→ **Stated task**
Without including any images, reproduce each entry exactly.

________________________________________

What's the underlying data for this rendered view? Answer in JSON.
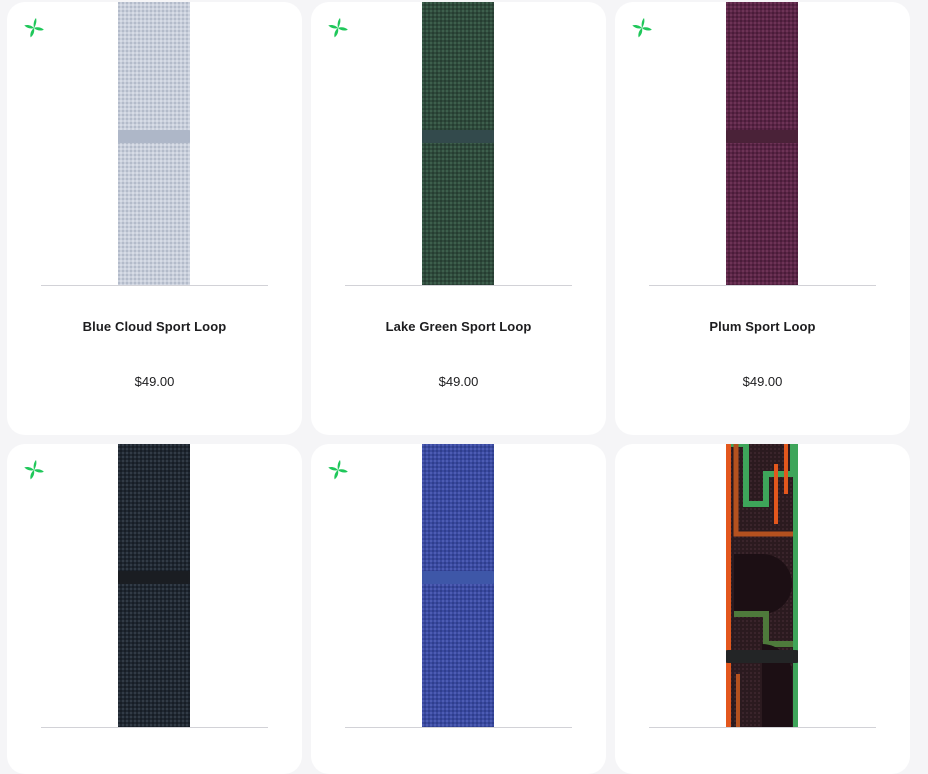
{
  "products": [
    {
      "name": "Blue Cloud Sport Loop",
      "price": "$49.00",
      "color": "#c9cfdb",
      "weave": "#b3bbca",
      "buckle": "#aeb7c8",
      "icon": "eco-leaf-icon"
    },
    {
      "name": "Lake Green Sport Loop",
      "price": "$49.00",
      "color": "#2f4a3c",
      "weave": "#3d5f4c",
      "buckle": "#334a4c",
      "icon": "eco-leaf-icon"
    },
    {
      "name": "Plum Sport Loop",
      "price": "$49.00",
      "color": "#5a2546",
      "weave": "#6d3356",
      "buckle": "#4a2238",
      "icon": "eco-leaf-icon"
    },
    {
      "name": "",
      "price": "",
      "color": "#1f2731",
      "weave": "#323b46",
      "buckle": "#1a1d22",
      "icon": "eco-leaf-icon"
    },
    {
      "name": "",
      "price": "",
      "color": "#3a4aa0",
      "weave": "#4d5cb3",
      "buckle": "#3e57a8",
      "icon": "eco-leaf-icon"
    },
    {
      "name": "",
      "price": "",
      "color": "#2b1a1f",
      "weave": "#e3571d",
      "buckle": "#232526",
      "icon": ""
    }
  ],
  "colors": {
    "eco_green": "#1fc75a",
    "card_bg": "#ffffff",
    "page_bg": "#f5f5f7"
  }
}
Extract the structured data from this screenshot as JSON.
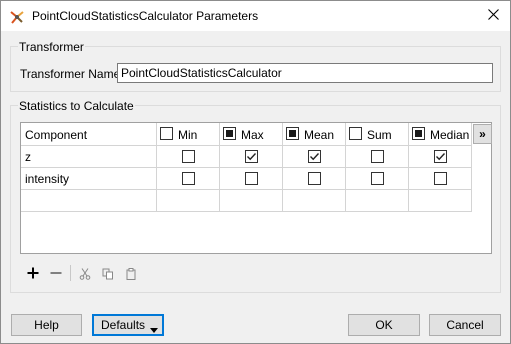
{
  "window": {
    "title": "PointCloudStatisticsCalculator Parameters"
  },
  "transformer_group": {
    "title": "Transformer",
    "name_label": "Transformer Name:",
    "name_value": "PointCloudStatisticsCalculator"
  },
  "stats_group": {
    "title": "Statistics to Calculate",
    "columns": [
      {
        "label": "Component"
      },
      {
        "label": "Min",
        "header_state": "unchecked"
      },
      {
        "label": "Max",
        "header_state": "partial"
      },
      {
        "label": "Mean",
        "header_state": "partial"
      },
      {
        "label": "Sum",
        "header_state": "unchecked"
      },
      {
        "label": "Median",
        "header_state": "partial"
      }
    ],
    "more_columns_button": "»",
    "rows": [
      {
        "component": "z",
        "min": false,
        "max": true,
        "mean": true,
        "sum": false,
        "median": true
      },
      {
        "component": "intensity",
        "min": false,
        "max": false,
        "mean": false,
        "sum": false,
        "median": false
      }
    ]
  },
  "toolbar": {
    "add_icon": "plus-icon",
    "remove_icon": "minus-icon",
    "cut_icon": "scissors-icon",
    "copy_icon": "copy-icon",
    "paste_icon": "paste-icon"
  },
  "buttons": {
    "help": "Help",
    "defaults": "Defaults",
    "ok": "OK",
    "cancel": "Cancel"
  },
  "colors": {
    "accent": "#0078d7",
    "title_bg": "#ffffff",
    "dialog_bg": "#f0f0f0"
  }
}
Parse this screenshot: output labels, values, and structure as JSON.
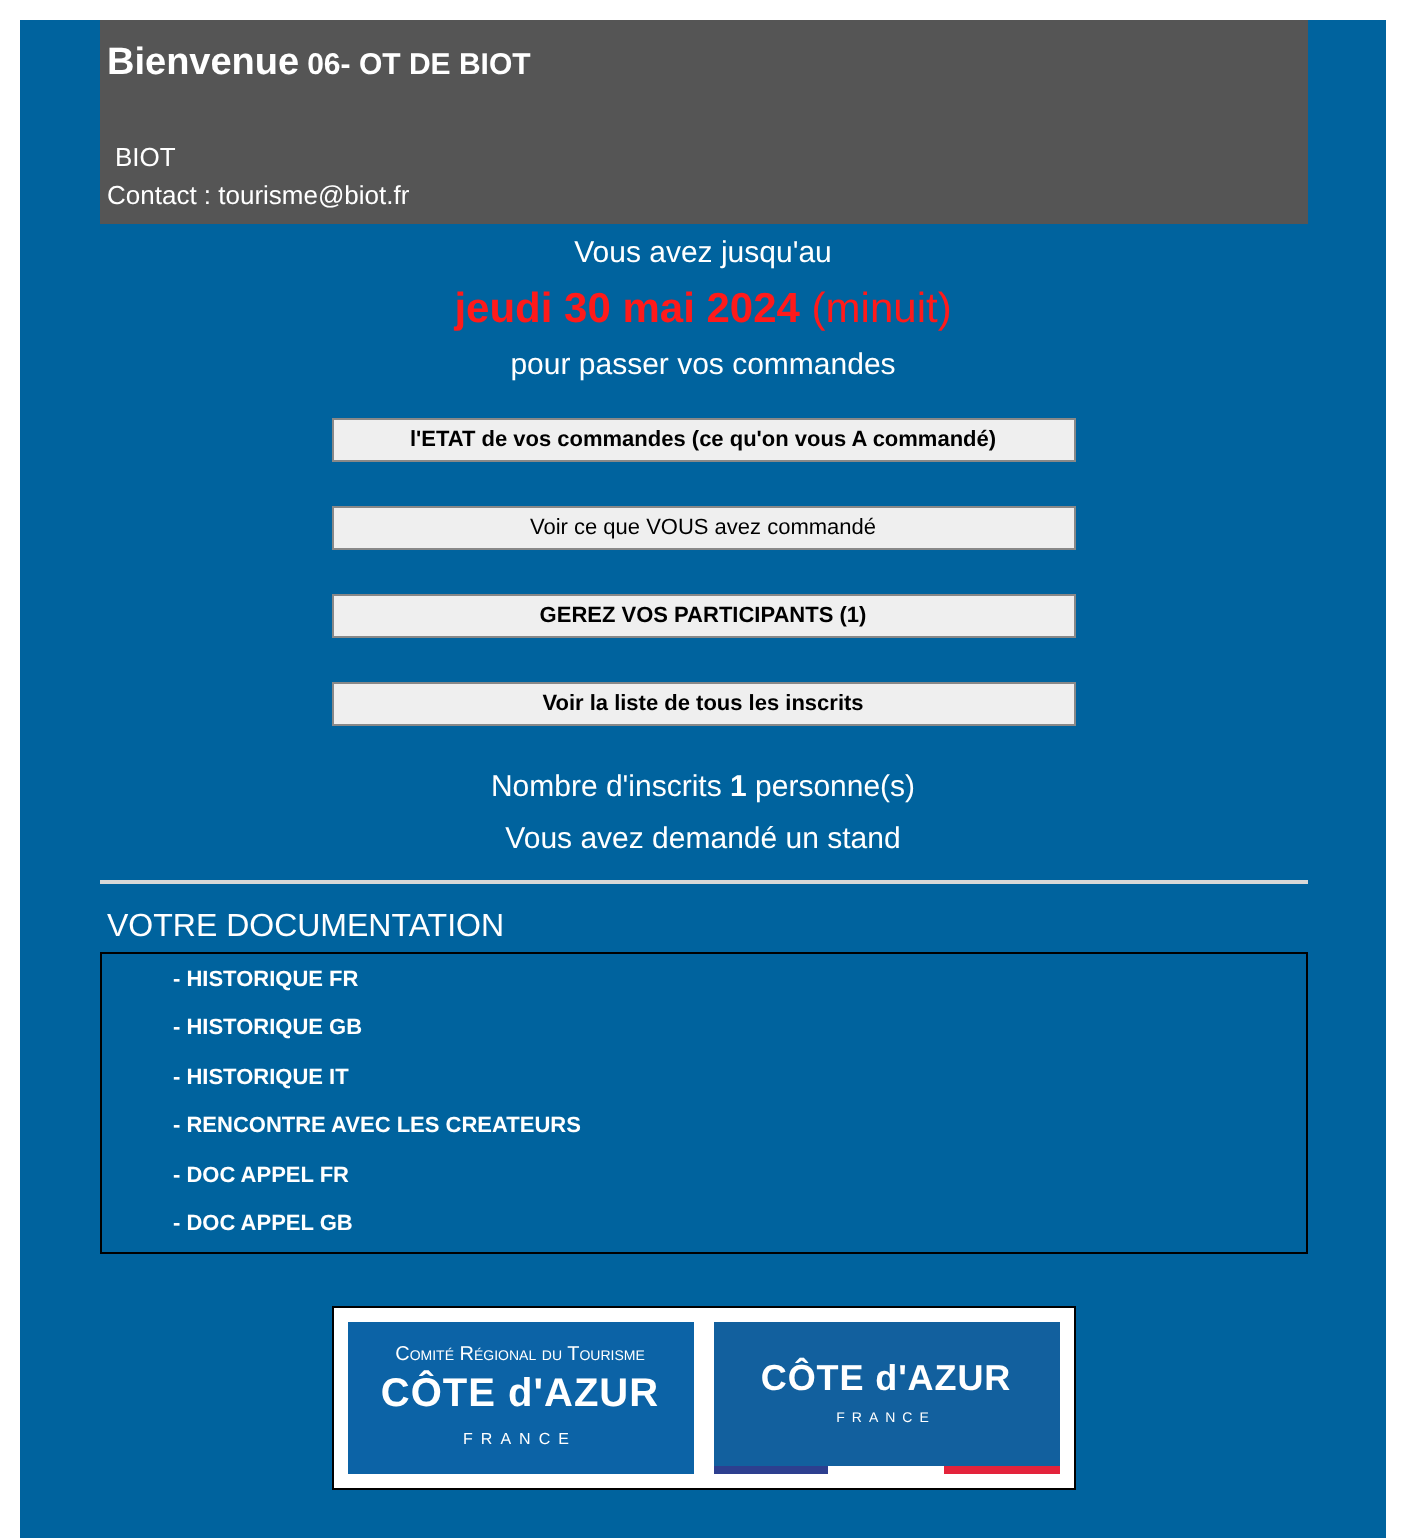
{
  "header": {
    "greeting": "Bienvenue",
    "organisation": "06- OT DE BIOT",
    "city": "BIOT",
    "contact": "Contact : tourisme@biot.fr"
  },
  "deadline": {
    "intro": "Vous avez jusqu'au",
    "date": "**jeudi 30 mai 2024** (minuit)",
    "outro": "pour passer vos commandes"
  },
  "buttons": [
    {
      "label": "l'ETAT de vos commandes (ce qu'on vous A commandé)",
      "bold": true
    },
    {
      "label": "Voir ce que VOUS avez commandé",
      "bold": false
    },
    {
      "label": "GEREZ VOS PARTICIPANTS (1)",
      "bold": true
    },
    {
      "label": "Voir la liste de tous les inscrits",
      "bold": true
    }
  ],
  "summary": [
    "Nombre d'inscrits **1** personne(s)",
    "Vous avez demandé un stand"
  ],
  "documentation": {
    "title": "VOTRE DOCUMENTATION",
    "items": [
      "- HISTORIQUE FR",
      "- HISTORIQUE GB",
      "- HISTORIQUE IT",
      "- RENCONTRE AVEC LES CREATEURS",
      "- DOC APPEL FR",
      "- DOC APPEL GB"
    ]
  },
  "logos": [
    {
      "kind": "regional",
      "lines": [
        "Comité Régional du Tourisme",
        "CÔTE d'AZUR",
        "FRANCE"
      ]
    },
    {
      "kind": "brand",
      "lines": [
        "CÔTE d'AZUR",
        "FRANCE"
      ]
    }
  ]
}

________________________________________

→ **Answer for the task**
What's the underlying data for this rendered view? Answer in JSON.
{
  "products": [
    {
      "name": "Blue Cloud Sport Loop",
      "price": "$49.00",
      "color": "#c9cfdb",
      "weave": "#b3bbca",
      "buckle": "#aeb7c8",
      "icon": "eco-leaf-icon"
    },
    {
      "name": "Lake Green Sport Loop",
      "price": "$49.00",
      "color": "#2f4a3c",
      "weave": "#3d5f4c",
      "buckle": "#334a4c",
      "icon": "eco-leaf-icon"
    },
    {
      "name": "Plum Sport Loop",
      "price": "$49.00",
      "color": "#5a2546",
      "weave": "#6d3356",
      "buckle": "#4a2238",
      "icon": "eco-leaf-icon"
    },
    {
      "name": "",
      "price": "",
      "color": "#1f2731",
      "weave": "#323b46",
      "buckle": "#1a1d22",
      "icon": "eco-leaf-icon"
    },
    {
      "name": "",
      "price": "",
      "color": "#3a4aa0",
      "weave": "#4d5cb3",
      "buckle": "#3e57a8",
      "icon": "eco-leaf-icon"
    },
    {
      "name": "",
      "price": "",
      "color": "#2b1a1f",
      "weave": "#e3571d",
      "buckle": "#232526",
      "icon": ""
    }
  ],
  "colors": {
    "eco_green": "#1fc75a",
    "card_bg": "#ffffff",
    "page_bg": "#f5f5f7"
  }
}
Extract the structured data from this screenshot as JSON.
{
  "window": {
    "title": "PointCloudStatisticsCalculator Parameters"
  },
  "transformer_group": {
    "title": "Transformer",
    "name_label": "Transformer Name:",
    "name_value": "PointCloudStatisticsCalculator"
  },
  "stats_group": {
    "title": "Statistics to Calculate",
    "columns": [
      {
        "label": "Component"
      },
      {
        "label": "Min",
        "header_state": "unchecked"
      },
      {
        "label": "Max",
        "header_state": "partial"
      },
      {
        "label": "Mean",
        "header_state": "partial"
      },
      {
        "label": "Sum",
        "header_state": "unchecked"
      },
      {
        "label": "Median",
        "header_state": "partial"
      }
    ],
    "more_columns_button": "»",
    "rows": [
      {
        "component": "z",
        "min": false,
        "max": true,
        "mean": true,
        "sum": false,
        "median": true
      },
      {
        "component": "intensity",
        "min": false,
        "max": false,
        "mean": false,
        "sum": false,
        "median": false
      }
    ]
  },
  "toolbar": {
    "add_icon": "plus-icon",
    "remove_icon": "minus-icon",
    "cut_icon": "scissors-icon",
    "copy_icon": "copy-icon",
    "paste_icon": "paste-icon"
  },
  "buttons": {
    "help": "Help",
    "defaults": "Defaults",
    "ok": "OK",
    "cancel": "Cancel"
  },
  "colors": {
    "accent": "#0078d7",
    "title_bg": "#ffffff",
    "dialog_bg": "#f0f0f0"
  }
}
Parse this screenshot: output labels, values, and structure as JSON.
{
  "header": {
    "greeting": "Bienvenue",
    "organisation": "06- OT DE BIOT",
    "city": "BIOT",
    "contact": "Contact : tourisme@biot.fr"
  },
  "deadline": {
    "intro": "Vous avez jusqu'au",
    "date": "**jeudi 30 mai 2024** (minuit)",
    "outro": "pour passer vos commandes"
  },
  "buttons": [
    {
      "label": "l'ETAT de vos commandes (ce qu'on vous A commandé)",
      "bold": true
    },
    {
      "label": "Voir ce que VOUS avez commandé",
      "bold": false
    },
    {
      "label": "GEREZ VOS PARTICIPANTS (1)",
      "bold": true
    },
    {
      "label": "Voir la liste de tous les inscrits",
      "bold": true
    }
  ],
  "summary": [
    "Nombre d'inscrits **1** personne(s)",
    "Vous avez demandé un stand"
  ],
  "documentation": {
    "title": "VOTRE DOCUMENTATION",
    "items": [
      "- HISTORIQUE FR",
      "- HISTORIQUE GB",
      "- HISTORIQUE IT",
      "- RENCONTRE AVEC LES CREATEURS",
      "- DOC APPEL FR",
      "- DOC APPEL GB"
    ]
  },
  "logos": [
    {
      "kind": "regional",
      "lines": [
        "Comité Régional du Tourisme",
        "CÔTE d'AZUR",
        "FRANCE"
      ]
    },
    {
      "kind": "brand",
      "lines": [
        "CÔTE d'AZUR",
        "FRANCE"
      ]
    }
  ]
}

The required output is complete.